Exercise prompt: Write the material out again exactly as it stands.

Collection entries:
►
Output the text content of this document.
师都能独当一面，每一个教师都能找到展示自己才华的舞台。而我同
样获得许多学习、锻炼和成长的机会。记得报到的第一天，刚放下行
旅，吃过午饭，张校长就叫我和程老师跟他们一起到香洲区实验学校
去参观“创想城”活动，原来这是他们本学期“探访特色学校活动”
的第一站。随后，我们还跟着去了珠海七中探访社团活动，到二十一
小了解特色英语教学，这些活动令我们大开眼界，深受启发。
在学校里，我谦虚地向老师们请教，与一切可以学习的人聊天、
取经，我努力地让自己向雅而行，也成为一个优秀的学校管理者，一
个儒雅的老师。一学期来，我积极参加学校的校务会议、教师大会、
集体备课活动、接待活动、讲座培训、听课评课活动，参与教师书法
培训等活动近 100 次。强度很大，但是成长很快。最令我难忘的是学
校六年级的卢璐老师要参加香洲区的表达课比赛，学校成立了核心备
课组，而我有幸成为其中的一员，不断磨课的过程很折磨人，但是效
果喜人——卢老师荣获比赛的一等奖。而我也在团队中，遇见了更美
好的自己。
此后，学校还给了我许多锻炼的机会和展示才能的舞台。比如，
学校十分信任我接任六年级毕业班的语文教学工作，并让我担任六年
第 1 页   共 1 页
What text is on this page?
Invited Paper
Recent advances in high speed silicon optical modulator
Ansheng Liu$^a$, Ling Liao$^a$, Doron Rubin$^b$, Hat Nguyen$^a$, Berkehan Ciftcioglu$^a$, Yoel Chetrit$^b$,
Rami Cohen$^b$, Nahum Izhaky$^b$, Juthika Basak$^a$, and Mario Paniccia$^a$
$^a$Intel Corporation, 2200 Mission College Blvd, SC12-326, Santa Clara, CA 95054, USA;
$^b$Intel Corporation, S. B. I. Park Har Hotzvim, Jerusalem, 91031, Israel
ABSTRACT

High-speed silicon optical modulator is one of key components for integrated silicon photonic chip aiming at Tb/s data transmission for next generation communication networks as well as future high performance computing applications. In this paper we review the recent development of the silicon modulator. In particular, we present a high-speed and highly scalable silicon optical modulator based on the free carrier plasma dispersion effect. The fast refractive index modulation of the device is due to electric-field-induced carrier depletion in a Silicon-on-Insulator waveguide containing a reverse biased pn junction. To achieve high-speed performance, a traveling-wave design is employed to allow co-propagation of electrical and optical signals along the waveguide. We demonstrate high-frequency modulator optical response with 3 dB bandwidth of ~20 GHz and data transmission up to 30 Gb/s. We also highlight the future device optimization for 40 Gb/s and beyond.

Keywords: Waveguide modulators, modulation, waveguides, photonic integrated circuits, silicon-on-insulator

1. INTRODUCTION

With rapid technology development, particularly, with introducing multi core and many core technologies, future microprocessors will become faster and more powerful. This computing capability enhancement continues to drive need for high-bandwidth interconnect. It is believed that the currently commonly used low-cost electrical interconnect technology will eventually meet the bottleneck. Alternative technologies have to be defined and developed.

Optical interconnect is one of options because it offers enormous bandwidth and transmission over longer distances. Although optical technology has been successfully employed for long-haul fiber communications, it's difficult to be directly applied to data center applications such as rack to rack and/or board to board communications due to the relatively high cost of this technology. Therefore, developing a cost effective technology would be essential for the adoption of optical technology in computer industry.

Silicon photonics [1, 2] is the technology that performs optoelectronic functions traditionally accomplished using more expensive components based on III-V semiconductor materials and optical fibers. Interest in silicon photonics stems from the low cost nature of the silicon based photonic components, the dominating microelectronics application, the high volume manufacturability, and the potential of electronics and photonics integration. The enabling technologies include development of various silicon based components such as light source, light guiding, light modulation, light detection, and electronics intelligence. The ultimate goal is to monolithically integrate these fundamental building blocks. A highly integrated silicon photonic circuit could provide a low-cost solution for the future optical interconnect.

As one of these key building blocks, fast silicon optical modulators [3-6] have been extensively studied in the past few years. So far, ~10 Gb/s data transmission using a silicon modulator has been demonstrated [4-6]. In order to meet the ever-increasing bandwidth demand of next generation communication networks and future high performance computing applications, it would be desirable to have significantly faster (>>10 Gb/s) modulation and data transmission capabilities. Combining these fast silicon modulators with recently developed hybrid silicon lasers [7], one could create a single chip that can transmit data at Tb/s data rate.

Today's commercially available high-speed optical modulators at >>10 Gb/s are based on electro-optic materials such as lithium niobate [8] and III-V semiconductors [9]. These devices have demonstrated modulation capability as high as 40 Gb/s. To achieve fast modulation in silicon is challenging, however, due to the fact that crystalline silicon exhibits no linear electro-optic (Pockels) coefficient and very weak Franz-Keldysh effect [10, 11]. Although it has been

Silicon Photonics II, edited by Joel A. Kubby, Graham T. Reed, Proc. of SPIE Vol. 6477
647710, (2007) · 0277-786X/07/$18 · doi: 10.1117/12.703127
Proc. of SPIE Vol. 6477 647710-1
◄
Full response:
Output the text content of this document.
师都能独当一面，每一个教师都能找到展示自己才华的舞台。而我同
样获得许多学习、锻炼和成长的机会。记得报到的第一天，刚放下行
旅，吃过午饭，张校长就叫我和程老师跟他们一起到香洲区实验学校
去参观“创想城”活动，原来这是他们本学期“探访特色学校活动”
的第一站。随后，我们还跟着去了珠海七中探访社团活动，到二十一
小了解特色英语教学，这些活动令我们大开眼界，深受启发。
在学校里，我谦虚地向老师们请教，与一切可以学习的人聊天、
取经，我努力地让自己向雅而行，也成为一个优秀的学校管理者，一
个儒雅的老师。一学期来，我积极参加学校的校务会议、教师大会、
集体备课活动、接待活动、讲座培训、听课评课活动，参与教师书法
培训等活动近 100 次。强度很大，但是成长很快。最令我难忘的是学
校六年级的卢璐老师要参加香洲区的表达课比赛，学校成立了核心备
课组，而我有幸成为其中的一员，不断磨课的过程很折磨人，但是效
果喜人——卢老师荣获比赛的一等奖。而我也在团队中，遇见了更美
好的自己。
此后，学校还给了我许多锻炼的机会和展示才能的舞台。比如，
学校十分信任我接任六年级毕业班的语文教学工作，并让我担任六年
第 1 页   共 1 页
What text is on this page?
Invited Paper
Recent advances in high speed silicon optical modulator
Ansheng Liu$^a$, Ling Liao$^a$, Doron Rubin$^b$, Hat Nguyen$^a$, Berkehan Ciftcioglu$^a$, Yoel Chetrit$^b$,
Rami Cohen$^b$, Nahum Izhaky$^b$, Juthika Basak$^a$, and Mario Paniccia$^a$
$^a$Intel Corporation, 2200 Mission College Blvd, SC12-326, Santa Clara, CA 95054, USA;
$^b$Intel Corporation, S. B. I. Park Har Hotzvim, Jerusalem, 91031, Israel
ABSTRACT

High-speed silicon optical modulator is one of key components for integrated silicon photonic chip aiming at Tb/s data transmission for next generation communication networks as well as future high performance computing applications. In this paper we review the recent development of the silicon modulator. In particular, we present a high-speed and highly scalable silicon optical modulator based on the free carrier plasma dispersion effect. The fast refractive index modulation of the device is due to electric-field-induced carrier depletion in a Silicon-on-Insulator waveguide containing a reverse biased pn junction. To achieve high-speed performance, a traveling-wave design is employed to allow co-propagation of electrical and optical signals along the waveguide. We demonstrate high-frequency modulator optical response with 3 dB bandwidth of ~20 GHz and data transmission up to 30 Gb/s. We also highlight the future device optimization for 40 Gb/s and beyond.

Keywords: Waveguide modulators, modulation, waveguides, photonic integrated circuits, silicon-on-insulator

1. INTRODUCTION

With rapid technology development, particularly, with introducing multi core and many core technologies, future microprocessors will become faster and more powerful. This computing capability enhancement continues to drive need for high-bandwidth interconnect. It is believed that the currently commonly used low-cost electrical interconnect technology will eventually meet the bottleneck. Alternative technologies have to be defined and developed.

Optical interconnect is one of options because it offers enormous bandwidth and transmission over longer distances. Although optical technology has been successfully employed for long-haul fiber communications, it's difficult to be directly applied to data center applications such as rack to rack and/or board to board communications due to the relatively high cost of this technology. Therefore, developing a cost effective technology would be essential for the adoption of optical technology in computer industry.

Silicon photonics [1, 2] is the technology that performs optoelectronic functions traditionally accomplished using more expensive components based on III-V semiconductor materials and optical fibers. Interest in silicon photonics stems from the low cost nature of the silicon based photonic components, the dominating microelectronics application, the high volume manufacturability, and the potential of electronics and photonics integration. The enabling technologies include development of various silicon based components such as light source, light guiding, light modulation, light detection, and electronics intelligence. The ultimate goal is to monolithically integrate these fundamental building blocks. A highly integrated silicon photonic circuit could provide a low-cost solution for the future optical interconnect.

As one of these key building blocks, fast silicon optical modulators [3-6] have been extensively studied in the past few years. So far, ~10 Gb/s data transmission using a silicon modulator has been demonstrated [4-6]. In order to meet the ever-increasing bandwidth demand of next generation communication networks and future high performance computing applications, it would be desirable to have significantly faster (>>10 Gb/s) modulation and data transmission capabilities. Combining these fast silicon modulators with recently developed hybrid silicon lasers [7], one could create a single chip that can transmit data at Tb/s data rate.

Today's commercially available high-speed optical modulators at >>10 Gb/s are based on electro-optic materials such as lithium niobate [8] and III-V semiconductors [9]. These devices have demonstrated modulation capability as high as 40 Gb/s. To achieve fast modulation in silicon is challenging, however, due to the fact that crystalline silicon exhibits no linear electro-optic (Pockels) coefficient and very weak Franz-Keldysh effect [10, 11]. Although it has been

Silicon Photonics II, edited by Joel A. Kubby, Graham T. Reed, Proc. of SPIE Vol. 6477
647710, (2007) · 0277-786X/07/$18 · doi: 10.1117/12.703127
Proc. of SPIE Vol. 6477 647710-1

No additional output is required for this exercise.